-- Start Available data --

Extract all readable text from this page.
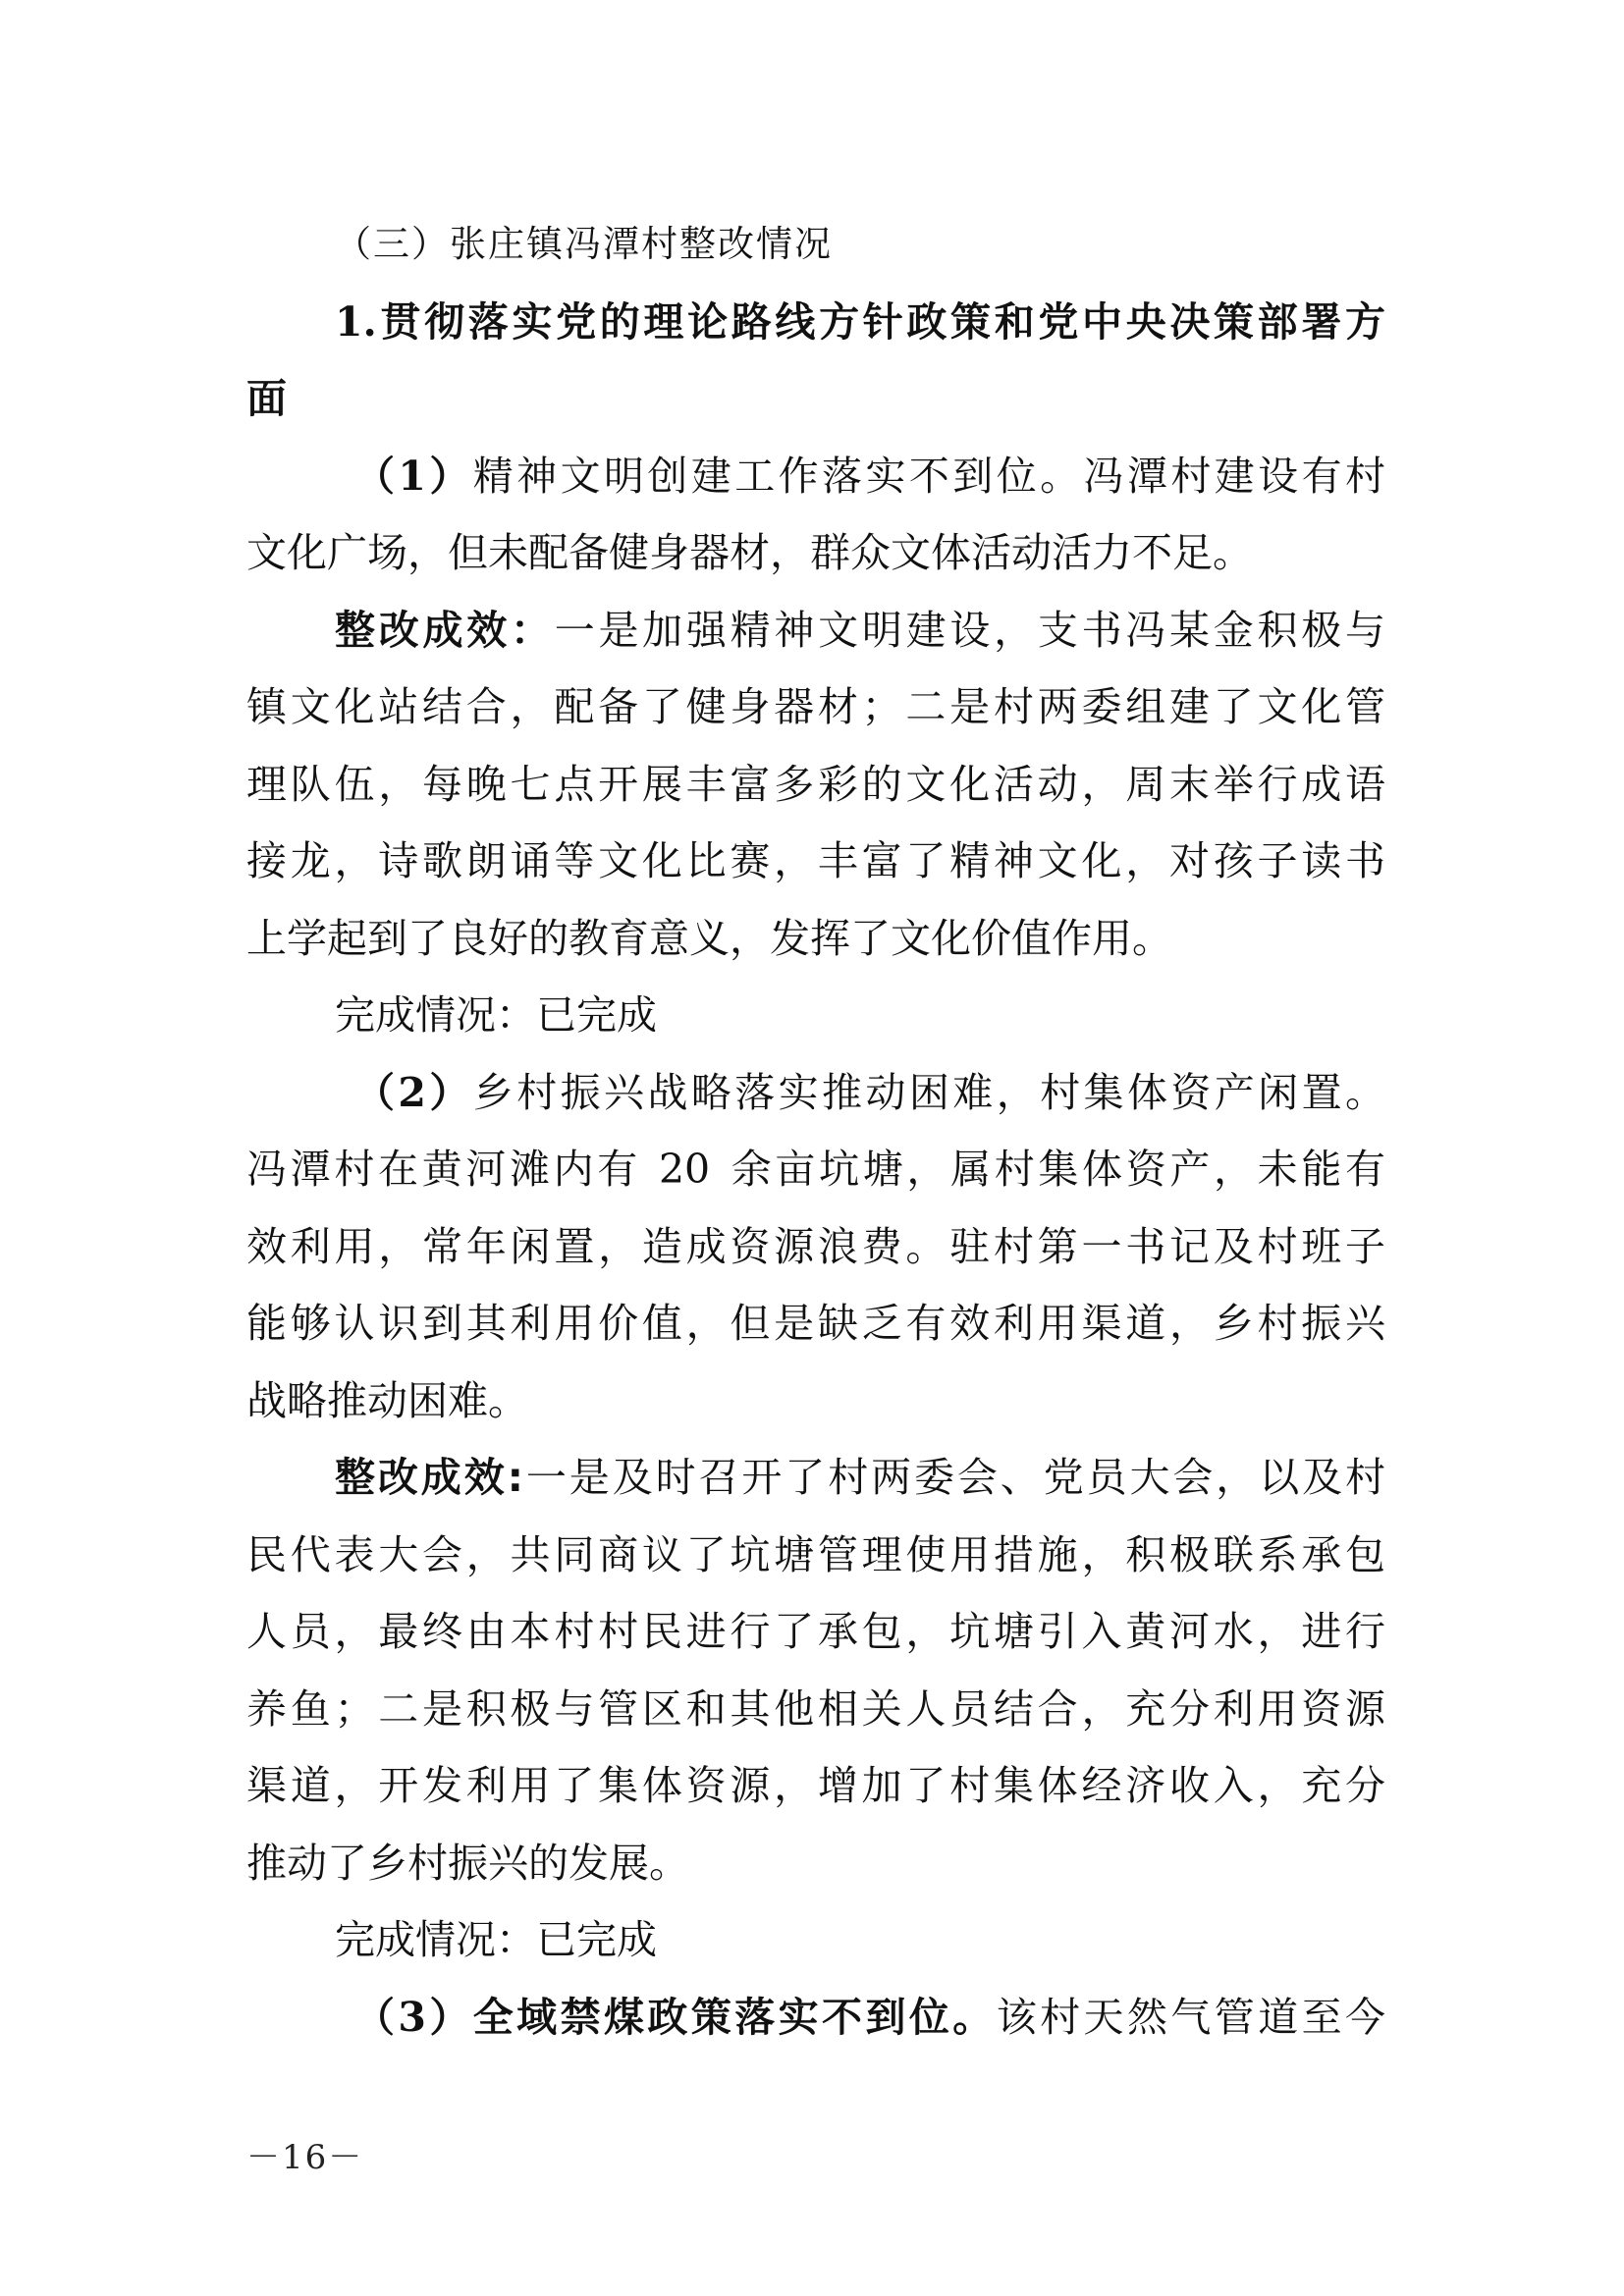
（三）张庄镇冯潭村整改情况
1.贯彻落实党的理论路线方针政策和党中央决策部署方
面
（1）精神文明创建工作落实不到位。冯潭村建设有村
文化广场，但未配备健身器材，群众文体活动活力不足。
整改成效：一是加强精神文明建设，支书冯某金积极与
镇文化站结合，配备了健身器材；二是村两委组建了文化管
理队伍，每晚七点开展丰富多彩的文化活动，周末举行成语
接龙，诗歌朗诵等文化比赛，丰富了精神文化，对孩子读书
上学起到了良好的教育意义，发挥了文化价值作用。
完成情况：已完成
（2）乡村振兴战略落实推动困难，村集体资产闲置。
冯潭村在黄河滩内有 20 余亩坑塘，属村集体资产，未能有
效利用，常年闲置，造成资源浪费。驻村第一书记及村班子
能够认识到其利用价值，但是缺乏有效利用渠道，乡村振兴
战略推动困难。
整改成效:一是及时召开了村两委会、党员大会，以及村
民代表大会，共同商议了坑塘管理使用措施，积极联系承包
人员，最终由本村村民进行了承包，坑塘引入黄河水，进行
养鱼；二是积极与管区和其他相关人员结合，充分利用资源
渠道，开发利用了集体资源，增加了村集体经济收入，充分
推动了乡村振兴的发展。
完成情况：已完成
（3）全域禁煤政策落实不到位。该村天然气管道至今
－16－
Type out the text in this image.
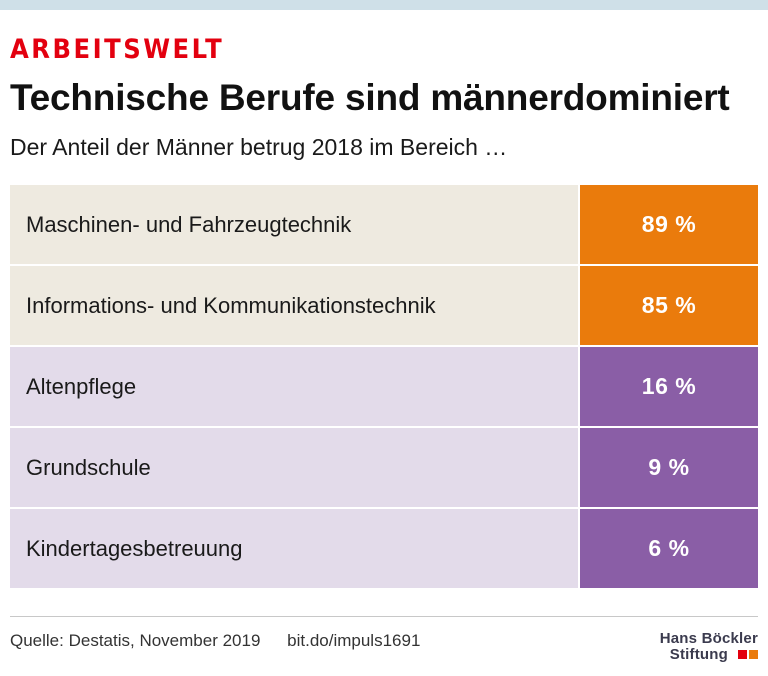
ARBEITSWELT
Technische Berufe sind männerdominiert
Der Anteil der Männer betrug 2018 im Bereich …
Maschinen- und Fahrzeugtechnik	89 %
Informations- und Kommunikationstechnik	85 %
Altenpflege	16 %
Grundschule	9 %
Kindertagesbetreuung	6 %
Quelle: Destatis, November 2019 bit.do/impuls1691	Hans Böckler
Stiftung
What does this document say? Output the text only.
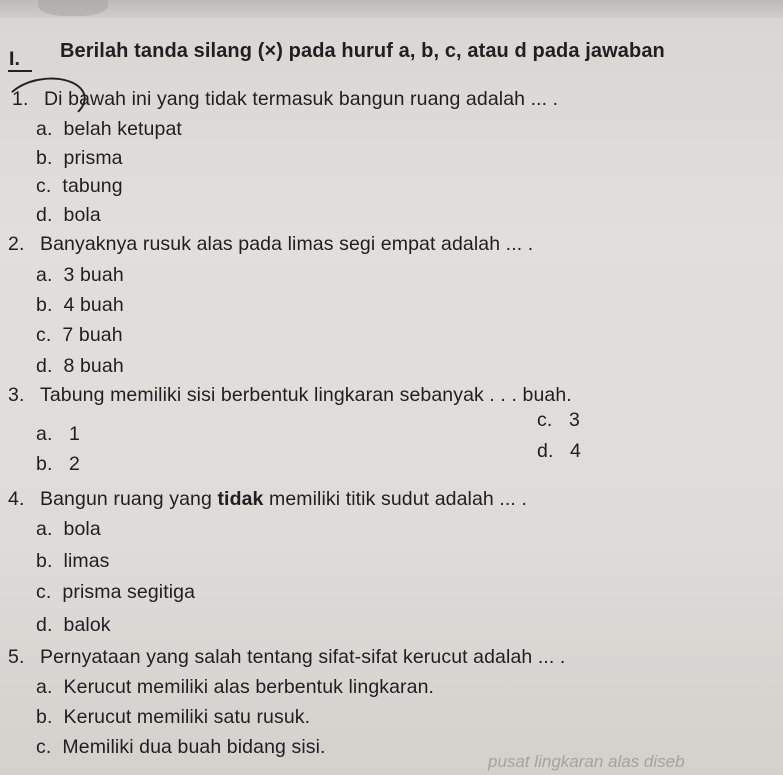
I. Berilah tanda silang (×) pada huruf a, b, c, atau d pada jawaban
1. Di bawah ini yang tidak termasuk bangun ruang adalah ... .
a. belah ketupat
b. prisma
c. tabung
d. bola
2. Banyaknya rusuk alas pada limas segi empat adalah ... .
a. 3 buah
b. 4 buah
c. 7 buah
d. 8 buah
3. Tabung memiliki sisi berbentuk lingkaran sebanyak . . . buah.
a. 1
b. 2
c. 3
d. 4
4. Bangun ruang yang tidak memiliki titik sudut adalah ... .
a. bola
b. limas
c. prisma segitiga
d. balok
5. Pernyataan yang salah tentang sifat-sifat kerucut adalah ... .
a. Kerucut memiliki alas berbentuk lingkaran.
b. Kerucut memiliki satu rusuk.
c. Memiliki dua buah bidang sisi.
pusat lingkaran alas diseb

-- End Available data --

▶ **Objective**:
Your copy should hold every record word for word and none of the pictures.

▶ **Expected output**:
Extract all readable text from this page.
（三）张庄镇冯潭村整改情况
1.贯彻落实党的理论路线方针政策和党中央决策部署方
面
（1）精神文明创建工作落实不到位。冯潭村建设有村
文化广场，但未配备健身器材，群众文体活动活力不足。
整改成效：一是加强精神文明建设，支书冯某金积极与
镇文化站结合，配备了健身器材；二是村两委组建了文化管
理队伍，每晚七点开展丰富多彩的文化活动，周末举行成语
接龙，诗歌朗诵等文化比赛，丰富了精神文化，对孩子读书
上学起到了良好的教育意义，发挥了文化价值作用。
完成情况：已完成
（2）乡村振兴战略落实推动困难，村集体资产闲置。
冯潭村在黄河滩内有 20 余亩坑塘，属村集体资产，未能有
效利用，常年闲置，造成资源浪费。驻村第一书记及村班子
能够认识到其利用价值，但是缺乏有效利用渠道，乡村振兴
战略推动困难。
整改成效:一是及时召开了村两委会、党员大会，以及村
民代表大会，共同商议了坑塘管理使用措施，积极联系承包
人员，最终由本村村民进行了承包，坑塘引入黄河水，进行
养鱼；二是积极与管区和其他相关人员结合，充分利用资源
渠道，开发利用了集体资源，增加了村集体经济收入，充分
推动了乡村振兴的发展。
完成情况：已完成
（3）全域禁煤政策落实不到位。该村天然气管道至今
－16－
Type out the text in this image.
ARBEITSWELT
Technische Berufe sind männerdominiert
Der Anteil der Männer betrug 2018 im Bereich …
Maschinen- und Fahrzeugtechnik	89 %
Informations- und Kommunikationstechnik	85 %
Altenpflege	16 %
Grundschule	9 %
Kindertagesbetreuung	6 %
Quelle: Destatis, November 2019 bit.do/impuls1691	Hans Böckler
Stiftung
What does this document say? Output the text only.
I. Berilah tanda silang (×) pada huruf a, b, c, atau d pada jawaban
1. Di bawah ini yang tidak termasuk bangun ruang adalah ... .
a. belah ketupat
b. prisma
c. tabung
d. bola
2. Banyaknya rusuk alas pada limas segi empat adalah ... .
a. 3 buah
b. 4 buah
c. 7 buah
d. 8 buah
3. Tabung memiliki sisi berbentuk lingkaran sebanyak . . . buah.
a. 1
b. 2
c. 3
d. 4
4. Bangun ruang yang tidak memiliki titik sudut adalah ... .
a. bola
b. limas
c. prisma segitiga
d. balok
5. Pernyataan yang salah tentang sifat-sifat kerucut adalah ... .
a. Kerucut memiliki alas berbentuk lingkaran.
b. Kerucut memiliki satu rusuk.
c. Memiliki dua buah bidang sisi.
pusat lingkaran alas diseb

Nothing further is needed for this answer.